▸ **Records supplied**:
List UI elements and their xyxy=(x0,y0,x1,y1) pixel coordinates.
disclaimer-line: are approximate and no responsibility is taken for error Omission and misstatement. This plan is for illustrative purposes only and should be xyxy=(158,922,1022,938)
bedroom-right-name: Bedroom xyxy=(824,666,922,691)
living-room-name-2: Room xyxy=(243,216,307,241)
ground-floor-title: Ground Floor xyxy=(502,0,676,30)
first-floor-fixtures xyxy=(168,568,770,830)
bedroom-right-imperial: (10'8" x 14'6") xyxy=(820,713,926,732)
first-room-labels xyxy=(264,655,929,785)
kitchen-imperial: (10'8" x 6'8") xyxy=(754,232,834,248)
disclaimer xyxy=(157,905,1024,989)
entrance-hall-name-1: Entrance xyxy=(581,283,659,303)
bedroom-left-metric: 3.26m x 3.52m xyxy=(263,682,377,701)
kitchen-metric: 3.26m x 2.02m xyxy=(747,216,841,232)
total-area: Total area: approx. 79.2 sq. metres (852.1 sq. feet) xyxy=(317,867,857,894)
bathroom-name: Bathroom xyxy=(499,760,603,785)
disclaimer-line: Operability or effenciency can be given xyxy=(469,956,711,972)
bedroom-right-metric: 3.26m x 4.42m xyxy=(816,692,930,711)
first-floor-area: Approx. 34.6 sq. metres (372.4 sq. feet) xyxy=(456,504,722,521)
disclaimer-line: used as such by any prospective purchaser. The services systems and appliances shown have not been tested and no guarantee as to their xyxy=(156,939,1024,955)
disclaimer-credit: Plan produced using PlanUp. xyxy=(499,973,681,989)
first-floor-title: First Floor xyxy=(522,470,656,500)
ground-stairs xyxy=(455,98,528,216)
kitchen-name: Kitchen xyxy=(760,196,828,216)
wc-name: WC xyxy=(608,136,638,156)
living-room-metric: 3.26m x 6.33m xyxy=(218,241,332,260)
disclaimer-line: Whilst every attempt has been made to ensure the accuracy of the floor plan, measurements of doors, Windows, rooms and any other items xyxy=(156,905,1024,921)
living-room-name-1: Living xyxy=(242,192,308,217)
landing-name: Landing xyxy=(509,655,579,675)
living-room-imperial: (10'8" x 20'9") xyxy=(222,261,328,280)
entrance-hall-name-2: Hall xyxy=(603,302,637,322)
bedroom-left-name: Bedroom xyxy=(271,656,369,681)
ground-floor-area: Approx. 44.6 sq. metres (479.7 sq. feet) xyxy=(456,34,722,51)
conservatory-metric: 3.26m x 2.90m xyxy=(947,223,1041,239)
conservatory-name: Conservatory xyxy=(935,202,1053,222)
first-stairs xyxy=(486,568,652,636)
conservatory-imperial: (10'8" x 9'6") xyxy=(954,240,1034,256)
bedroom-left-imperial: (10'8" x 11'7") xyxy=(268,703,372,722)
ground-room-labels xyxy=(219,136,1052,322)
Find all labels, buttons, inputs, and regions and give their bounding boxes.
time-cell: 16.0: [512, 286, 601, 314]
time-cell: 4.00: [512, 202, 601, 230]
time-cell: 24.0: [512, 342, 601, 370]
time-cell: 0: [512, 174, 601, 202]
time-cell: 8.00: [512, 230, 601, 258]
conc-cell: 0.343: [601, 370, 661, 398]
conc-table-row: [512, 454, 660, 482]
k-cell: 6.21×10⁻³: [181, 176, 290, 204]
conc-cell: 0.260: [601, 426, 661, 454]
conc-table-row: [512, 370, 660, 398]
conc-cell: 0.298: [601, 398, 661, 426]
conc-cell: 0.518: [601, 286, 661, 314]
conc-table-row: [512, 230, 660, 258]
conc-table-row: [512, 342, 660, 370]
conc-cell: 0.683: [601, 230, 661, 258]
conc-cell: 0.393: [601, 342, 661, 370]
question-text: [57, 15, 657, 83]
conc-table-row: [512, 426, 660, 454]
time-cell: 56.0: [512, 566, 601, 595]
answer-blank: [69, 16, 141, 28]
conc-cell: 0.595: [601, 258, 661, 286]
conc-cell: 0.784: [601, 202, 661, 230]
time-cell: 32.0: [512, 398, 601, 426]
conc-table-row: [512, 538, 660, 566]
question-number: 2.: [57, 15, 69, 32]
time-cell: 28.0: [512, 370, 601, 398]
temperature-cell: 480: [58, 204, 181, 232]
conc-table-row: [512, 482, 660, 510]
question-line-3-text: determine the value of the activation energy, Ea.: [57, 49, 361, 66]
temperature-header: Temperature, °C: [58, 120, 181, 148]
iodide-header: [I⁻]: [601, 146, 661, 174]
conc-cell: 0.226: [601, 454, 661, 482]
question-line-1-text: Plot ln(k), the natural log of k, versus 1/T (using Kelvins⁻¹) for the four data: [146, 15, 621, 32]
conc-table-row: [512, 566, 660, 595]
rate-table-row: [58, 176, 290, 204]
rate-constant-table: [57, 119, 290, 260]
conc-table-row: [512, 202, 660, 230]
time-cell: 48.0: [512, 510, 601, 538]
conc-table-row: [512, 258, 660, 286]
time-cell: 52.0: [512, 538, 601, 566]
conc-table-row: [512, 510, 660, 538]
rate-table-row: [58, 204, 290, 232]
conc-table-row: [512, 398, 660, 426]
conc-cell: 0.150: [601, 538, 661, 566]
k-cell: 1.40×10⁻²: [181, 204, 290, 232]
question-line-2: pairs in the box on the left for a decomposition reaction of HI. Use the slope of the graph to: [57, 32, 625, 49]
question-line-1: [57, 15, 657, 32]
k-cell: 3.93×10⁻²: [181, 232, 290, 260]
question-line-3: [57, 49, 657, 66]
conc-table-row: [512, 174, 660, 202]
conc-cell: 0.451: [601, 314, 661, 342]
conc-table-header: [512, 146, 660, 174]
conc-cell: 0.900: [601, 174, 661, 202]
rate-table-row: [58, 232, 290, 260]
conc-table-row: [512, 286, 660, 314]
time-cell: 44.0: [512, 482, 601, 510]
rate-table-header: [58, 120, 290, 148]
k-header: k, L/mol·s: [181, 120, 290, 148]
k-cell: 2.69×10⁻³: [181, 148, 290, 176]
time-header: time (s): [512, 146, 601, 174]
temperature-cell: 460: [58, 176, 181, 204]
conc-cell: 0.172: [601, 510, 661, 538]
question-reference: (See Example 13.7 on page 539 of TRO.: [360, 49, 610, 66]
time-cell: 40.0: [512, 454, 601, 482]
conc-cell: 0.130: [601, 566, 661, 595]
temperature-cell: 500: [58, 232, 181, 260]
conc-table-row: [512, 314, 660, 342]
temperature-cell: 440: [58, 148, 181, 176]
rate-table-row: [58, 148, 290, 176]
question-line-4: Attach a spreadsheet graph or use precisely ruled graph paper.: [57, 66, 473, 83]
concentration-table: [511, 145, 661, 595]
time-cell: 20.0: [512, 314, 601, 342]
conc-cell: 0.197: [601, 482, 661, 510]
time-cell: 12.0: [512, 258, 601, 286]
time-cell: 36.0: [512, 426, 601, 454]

▸ **Task description**: Turn every line of the material above into a JSON list of strings, one string per line, leaving out any blank lines.

▸ **Exercise output**:
[
  "List UI elements and their xyxy=(x0,y0,x1,y1) pixel coordinates.",
  "disclaimer-line: are approximate and no responsibility is taken for error Omission and misstatement. This plan is for illustrative purposes only and should be xyxy=(158,922,1022,938)",
  "bedroom-right-name: Bedroom xyxy=(824,666,922,691)",
  "living-room-name-2: Room xyxy=(243,216,307,241)",
  "ground-floor-title: Ground Floor xyxy=(502,0,676,30)",
  "first-floor-fixtures xyxy=(168,568,770,830)",
  "bedroom-right-imperial: (10'8\" x 14'6\") xyxy=(820,713,926,732)",
  "first-room-labels xyxy=(264,655,929,785)",
  "kitchen-imperial: (10'8\" x 6'8\") xyxy=(754,232,834,248)",
  "disclaimer xyxy=(157,905,1024,989)",
  "entrance-hall-name-1: Entrance xyxy=(581,283,659,303)",
  "bedroom-left-metric: 3.26m x 3.52m xyxy=(263,682,377,701)",
  "kitchen-metric: 3.26m x 2.02m xyxy=(747,216,841,232)",
  "total-area: Total area: approx. 79.2 sq. metres (852.1 sq. feet) xyxy=(317,867,857,894)",
  "bathroom-name: Bathroom xyxy=(499,760,603,785)",
  "disclaimer-line: Operability or effenciency can be given xyxy=(469,956,711,972)",
  "bedroom-right-metric: 3.26m x 4.42m xyxy=(816,692,930,711)",
  "first-floor-area: Approx. 34.6 sq. metres (372.4 sq. feet) xyxy=(456,504,722,521)",
  "disclaimer-line: used as such by any prospective purchaser. The services systems and appliances shown have not been tested and no guarantee as to their xyxy=(156,939,1024,955)",
  "disclaimer-credit: Plan produced using PlanUp. xyxy=(499,973,681,989)",
  "first-floor-title: First Floor xyxy=(522,470,656,500)",
  "ground-stairs xyxy=(455,98,528,216)",
  "kitchen-name: Kitchen xyxy=(760,196,828,216)",
  "wc-name: WC xyxy=(608,136,638,156)",
  "living-room-metric: 3.26m x 6.33m xyxy=(218,241,332,260)",
  "disclaimer-line: Whilst every attempt has been made to ensure the accuracy of the floor plan, measurements of doors, Windows, rooms and any other items xyxy=(156,905,1024,921)",
  "living-room-name-1: Living xyxy=(242,192,308,217)",
  "landing-name: Landing xyxy=(509,655,579,675)",
  "living-room-imperial: (10'8\" x 20'9\") xyxy=(222,261,328,280)",
  "entrance-hall-name-2: Hall xyxy=(603,302,637,322)",
  "bedroom-left-name: Bedroom xyxy=(271,656,369,681)",
  "ground-floor-area: Approx. 44.6 sq. metres (479.7 sq. feet) xyxy=(456,34,722,51)",
  "conservatory-metric: 3.26m x 2.90m xyxy=(947,223,1041,239)",
  "conservatory-name: Conservatory xyxy=(935,202,1053,222)",
  "first-stairs xyxy=(486,568,652,636)",
  "conservatory-imperial: (10'8\" x 9'6\") xyxy=(954,240,1034,256)",
  "bedroom-left-imperial: (10'8\" x 11'7\") xyxy=(268,703,372,722)",
  "ground-room-labels xyxy=(219,136,1052,322)",
  "Find all labels, buttons, inputs, and regions and give their bounding boxes.",
  "time-cell: 16.0: [512, 286, 601, 314]",
  "time-cell: 4.00: [512, 202, 601, 230]",
  "time-cell: 24.0: [512, 342, 601, 370]",
  "time-cell: 0: [512, 174, 601, 202]",
  "time-cell: 8.00: [512, 230, 601, 258]",
  "conc-cell: 0.343: [601, 370, 661, 398]",
  "conc-table-row: [512, 454, 660, 482]",
  "k-cell: 6.21×10⁻³: [181, 176, 290, 204]",
  "conc-cell: 0.260: [601, 426, 661, 454]",
  "conc-table-row: [512, 370, 660, 398]",
  "conc-cell: 0.298: [601, 398, 661, 426]",
  "conc-cell: 0.518: [601, 286, 661, 314]",
  "conc-table-row: [512, 230, 660, 258]",
  "conc-table-row: [512, 342, 660, 370]",
  "conc-cell: 0.683: [601, 230, 661, 258]",
  "conc-cell: 0.393: [601, 342, 661, 370]",
  "question-text: [57, 15, 657, 83]",
  "conc-table-row: [512, 426, 660, 454]",
  "time-cell: 56.0: [512, 566, 601, 595]",
  "answer-blank: [69, 16, 141, 28]",
  "conc-cell: 0.595: [601, 258, 661, 286]",
  "conc-cell: 0.784: [601, 202, 661, 230]",
  "time-cell: 32.0: [512, 398, 601, 426]",
  "conc-table-row: [512, 538, 660, 566]",
  "question-number: 2.: [57, 15, 69, 32]",
  "time-cell: 28.0: [512, 370, 601, 398]",
  "temperature-cell: 480: [58, 204, 181, 232]",
  "conc-table-row: [512, 482, 660, 510]",
  "question-line-3-text: determine the value of the activation energy, Ea.: [57, 49, 361, 66]",
  "temperature-header: Temperature, °C: [58, 120, 181, 148]",
  "iodide-header: [I⁻]: [601, 146, 661, 174]",
  "conc-cell: 0.226: [601, 454, 661, 482]",
  "question-line-1-text: Plot ln(k), the natural log of k, versus 1/T (using Kelvins⁻¹) for the four data: [146, 15, 621, 32]",
  "conc-table-row: [512, 566, 660, 595]",
  "rate-table-row: [58, 176, 290, 204]",
  "rate-constant-table: [57, 119, 290, 260]",
  "conc-table-row: [512, 202, 660, 230]",
  "time-cell: 48.0: [512, 510, 601, 538]",
  "conc-table-row: [512, 258, 660, 286]",
  "time-cell: 52.0: [512, 538, 601, 566]",
  "conc-table-row: [512, 510, 660, 538]",
  "rate-table-row: [58, 204, 290, 232]",
  "conc-table-row: [512, 398, 660, 426]",
  "conc-cell: 0.150: [601, 538, 661, 566]",
  "k-cell: 1.40×10⁻²: [181, 204, 290, 232]",
  "question-line-2: pairs in the box on the left for a decomposition reaction of HI. Use the slope of the graph to: [57, 32, 625, 49]",
  "question-line-1: [57, 15, 657, 32]",
  "k-cell: 3.93×10⁻²: [181, 232, 290, 260]",
  "question-line-3: [57, 49, 657, 66]",
  "conc-table-row: [512, 174, 660, 202]",
  "conc-cell: 0.451: [601, 314, 661, 342]",
  "conc-table-header: [512, 146, 660, 174]",
  "conc-cell: 0.900: [601, 174, 661, 202]",
  "rate-table-row: [58, 232, 290, 260]",
  "conc-table-row: [512, 286, 660, 314]",
  "time-cell: 44.0: [512, 482, 601, 510]",
  "rate-table-header: [58, 120, 290, 148]",
  "k-header: k, L/mol·s: [181, 120, 290, 148]",
  "k-cell: 2.69×10⁻³: [181, 148, 290, 176]",
  "time-header: time (s): [512, 146, 601, 174]",
  "temperature-cell: 460: [58, 176, 181, 204]",
  "conc-cell: 0.172: [601, 510, 661, 538]",
  "question-reference: (See Example 13.7 on page 539 of TRO.: [360, 49, 610, 66]",
  "time-cell: 40.0: [512, 454, 601, 482]",
  "conc-cell: 0.130: [601, 566, 661, 595]",
  "temperature-cell: 500: [58, 232, 181, 260]",
  "conc-table-row: [512, 314, 660, 342]",
  "temperature-cell: 440: [58, 148, 181, 176]",
  "rate-table-row: [58, 148, 290, 176]",
  "question-line-4: Attach a spreadsheet graph or use precisely ruled graph paper.: [57, 66, 473, 83]",
  "concentration-table: [511, 145, 661, 595]",
  "time-cell: 20.0: [512, 314, 601, 342]",
  "conc-cell: 0.197: [601, 482, 661, 510]",
  "time-cell: 12.0: [512, 258, 601, 286]",
  "time-cell: 36.0: [512, 426, 601, 454]"
]